- Your instructions
Return the listing below in full, with every line exactly as it is.

+++

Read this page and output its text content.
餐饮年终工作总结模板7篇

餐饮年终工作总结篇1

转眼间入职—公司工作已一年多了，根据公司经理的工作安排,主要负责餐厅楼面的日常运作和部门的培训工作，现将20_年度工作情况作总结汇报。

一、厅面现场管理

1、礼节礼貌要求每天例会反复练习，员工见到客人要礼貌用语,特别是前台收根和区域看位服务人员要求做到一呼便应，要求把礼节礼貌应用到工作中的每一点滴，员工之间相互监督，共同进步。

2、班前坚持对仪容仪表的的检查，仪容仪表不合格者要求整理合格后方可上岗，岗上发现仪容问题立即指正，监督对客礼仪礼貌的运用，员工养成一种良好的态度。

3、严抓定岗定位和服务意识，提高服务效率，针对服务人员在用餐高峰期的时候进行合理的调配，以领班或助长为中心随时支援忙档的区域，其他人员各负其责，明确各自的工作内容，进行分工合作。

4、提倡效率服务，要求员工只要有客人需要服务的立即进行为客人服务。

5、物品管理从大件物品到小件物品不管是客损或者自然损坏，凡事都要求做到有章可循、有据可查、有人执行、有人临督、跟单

+++

- Problem solution
Read this page and output its text content.
餐饮年终工作总结模板7篇

餐饮年终工作总结篇1

转眼间入职—公司工作已一年多了，根据公司经理的工作安排,主要负责餐厅楼面的日常运作和部门的培训工作，现将20_年度工作情况作总结汇报。

一、厅面现场管理

1、礼节礼貌要求每天例会反复练习，员工见到客人要礼貌用语,特别是前台收根和区域看位服务人员要求做到一呼便应，要求把礼节礼貌应用到工作中的每一点滴，员工之间相互监督，共同进步。

2、班前坚持对仪容仪表的的检查，仪容仪表不合格者要求整理合格后方可上岗，岗上发现仪容问题立即指正，监督对客礼仪礼貌的运用，员工养成一种良好的态度。

3、严抓定岗定位和服务意识，提高服务效率，针对服务人员在用餐高峰期的时候进行合理的调配，以领班或助长为中心随时支援忙档的区域，其他人员各负其责，明确各自的工作内容，进行分工合作。

4、提倡效率服务，要求员工只要有客人需要服务的立即进行为客人服务。

5、物品管理从大件物品到小件物品不管是客损或者自然损坏，凡事都要求做到有章可循、有据可查、有人执行、有人临督、跟单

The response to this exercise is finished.